[GIVEN INFORMATION]:
----------
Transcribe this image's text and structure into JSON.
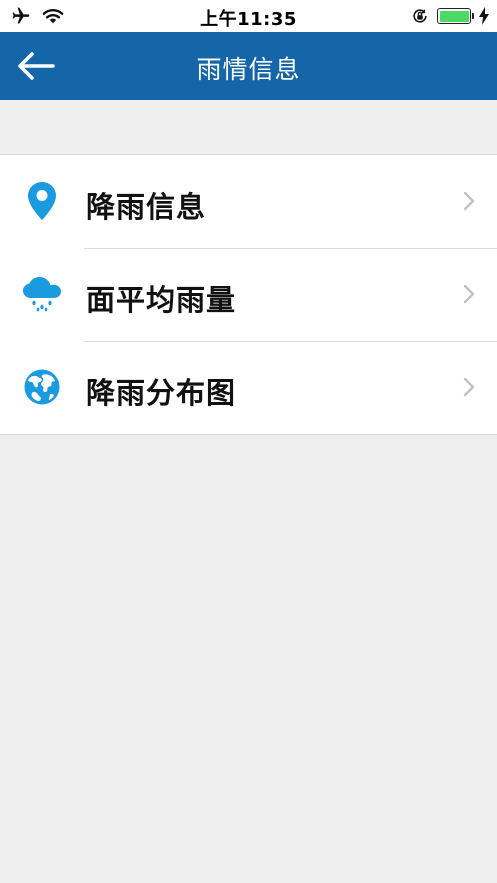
{
  "status_bar": {
    "time": "上午11:35",
    "icons": [
      "airplane-icon",
      "wifi-icon",
      "rotation-lock-icon",
      "battery-icon",
      "charging-bolt-icon"
    ],
    "battery_color": "#4cd964"
  },
  "nav": {
    "title": "雨情信息",
    "back_icon": "arrow-left-icon",
    "background": "#1466a9"
  },
  "menu": {
    "items": [
      {
        "label": "降雨信息",
        "icon": "map-pin-icon"
      },
      {
        "label": "面平均雨量",
        "icon": "rain-cloud-icon"
      },
      {
        "label": "降雨分布图",
        "icon": "globe-icon"
      }
    ],
    "accent_color": "#1a9be0"
  }
}
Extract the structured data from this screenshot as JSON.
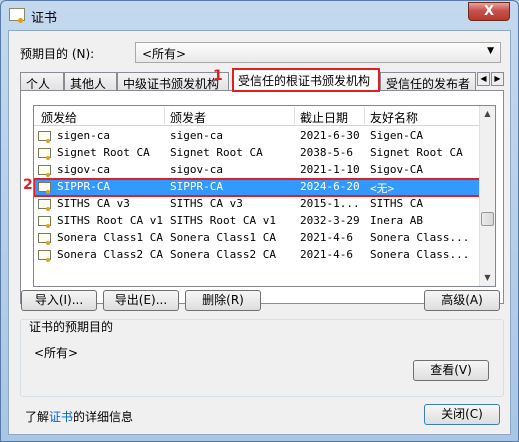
{
  "window": {
    "title": "证书",
    "close_label": "X"
  },
  "purpose": {
    "label": "预期目的 (N):",
    "selected": "<所有>"
  },
  "tabs": [
    {
      "label": "个人"
    },
    {
      "label": "其他人"
    },
    {
      "label": "中级证书颁发机构"
    },
    {
      "label": "受信任的根证书颁发机构"
    },
    {
      "label": "受信任的发布者"
    }
  ],
  "markers": {
    "tab": "1",
    "row": "2"
  },
  "columns": [
    "颁发给",
    "颁发者",
    "截止日期",
    "友好名称"
  ],
  "rows": [
    {
      "issued_to": "sigen-ca",
      "issuer": "sigen-ca",
      "expires": "2021-6-30",
      "friendly": "Sigen-CA"
    },
    {
      "issued_to": "Signet Root CA",
      "issuer": "Signet Root CA",
      "expires": "2038-5-6",
      "friendly": "Signet Root CA"
    },
    {
      "issued_to": "sigov-ca",
      "issuer": "sigov-ca",
      "expires": "2021-1-10",
      "friendly": "Sigov-CA"
    },
    {
      "issued_to": "SIPPR-CA",
      "issuer": "SIPPR-CA",
      "expires": "2024-6-20",
      "friendly": "<无>"
    },
    {
      "issued_to": "SITHS CA v3",
      "issuer": "SITHS CA v3",
      "expires": "2015-1...",
      "friendly": "SITHS CA"
    },
    {
      "issued_to": "SITHS Root CA v1",
      "issuer": "SITHS Root CA v1",
      "expires": "2032-3-29",
      "friendly": "Inera AB"
    },
    {
      "issued_to": "Sonera Class1 CA",
      "issuer": "Sonera Class1 CA",
      "expires": "2021-4-6",
      "friendly": "Sonera Class..."
    },
    {
      "issued_to": "Sonera Class2 CA",
      "issuer": "Sonera Class2 CA",
      "expires": "2021-4-6",
      "friendly": "Sonera Class..."
    }
  ],
  "buttons": {
    "import": "导入(I)...",
    "export": "导出(E)...",
    "remove": "删除(R)",
    "advanced": "高级(A)",
    "view": "查看(V)",
    "close": "关闭(C)"
  },
  "group": {
    "title": "证书的预期目的",
    "value": "<所有>"
  },
  "learn": {
    "prefix": "了解",
    "link": "证书",
    "suffix": "的详细信息"
  }
}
----------
[TASK DIRECTIONS]: Return each line of the data, keeping its wording exact and omitting pictures.

[COMPLETE RESPONSE]:
Transcribe this image's text and structure into JSON.
{
  "status_bar": {
    "time": "上午11:35",
    "icons": [
      "airplane-icon",
      "wifi-icon",
      "rotation-lock-icon",
      "battery-icon",
      "charging-bolt-icon"
    ],
    "battery_color": "#4cd964"
  },
  "nav": {
    "title": "雨情信息",
    "back_icon": "arrow-left-icon",
    "background": "#1466a9"
  },
  "menu": {
    "items": [
      {
        "label": "降雨信息",
        "icon": "map-pin-icon"
      },
      {
        "label": "面平均雨量",
        "icon": "rain-cloud-icon"
      },
      {
        "label": "降雨分布图",
        "icon": "globe-icon"
      }
    ],
    "accent_color": "#1a9be0"
  }
}
Extract the structured data from this screenshot as JSON.
{
  "window": {
    "title": "证书",
    "close_label": "X"
  },
  "purpose": {
    "label": "预期目的 (N):",
    "selected": "<所有>"
  },
  "tabs": [
    {
      "label": "个人"
    },
    {
      "label": "其他人"
    },
    {
      "label": "中级证书颁发机构"
    },
    {
      "label": "受信任的根证书颁发机构"
    },
    {
      "label": "受信任的发布者"
    }
  ],
  "markers": {
    "tab": "1",
    "row": "2"
  },
  "columns": [
    "颁发给",
    "颁发者",
    "截止日期",
    "友好名称"
  ],
  "rows": [
    {
      "issued_to": "sigen-ca",
      "issuer": "sigen-ca",
      "expires": "2021-6-30",
      "friendly": "Sigen-CA"
    },
    {
      "issued_to": "Signet Root CA",
      "issuer": "Signet Root CA",
      "expires": "2038-5-6",
      "friendly": "Signet Root CA"
    },
    {
      "issued_to": "sigov-ca",
      "issuer": "sigov-ca",
      "expires": "2021-1-10",
      "friendly": "Sigov-CA"
    },
    {
      "issued_to": "SIPPR-CA",
      "issuer": "SIPPR-CA",
      "expires": "2024-6-20",
      "friendly": "<无>"
    },
    {
      "issued_to": "SITHS CA v3",
      "issuer": "SITHS CA v3",
      "expires": "2015-1...",
      "friendly": "SITHS CA"
    },
    {
      "issued_to": "SITHS Root CA v1",
      "issuer": "SITHS Root CA v1",
      "expires": "2032-3-29",
      "friendly": "Inera AB"
    },
    {
      "issued_to": "Sonera Class1 CA",
      "issuer": "Sonera Class1 CA",
      "expires": "2021-4-6",
      "friendly": "Sonera Class..."
    },
    {
      "issued_to": "Sonera Class2 CA",
      "issuer": "Sonera Class2 CA",
      "expires": "2021-4-6",
      "friendly": "Sonera Class..."
    }
  ],
  "buttons": {
    "import": "导入(I)...",
    "export": "导出(E)...",
    "remove": "删除(R)",
    "advanced": "高级(A)",
    "view": "查看(V)",
    "close": "关闭(C)"
  },
  "group": {
    "title": "证书的预期目的",
    "value": "<所有>"
  },
  "learn": {
    "prefix": "了解",
    "link": "证书",
    "suffix": "的详细信息"
  }
}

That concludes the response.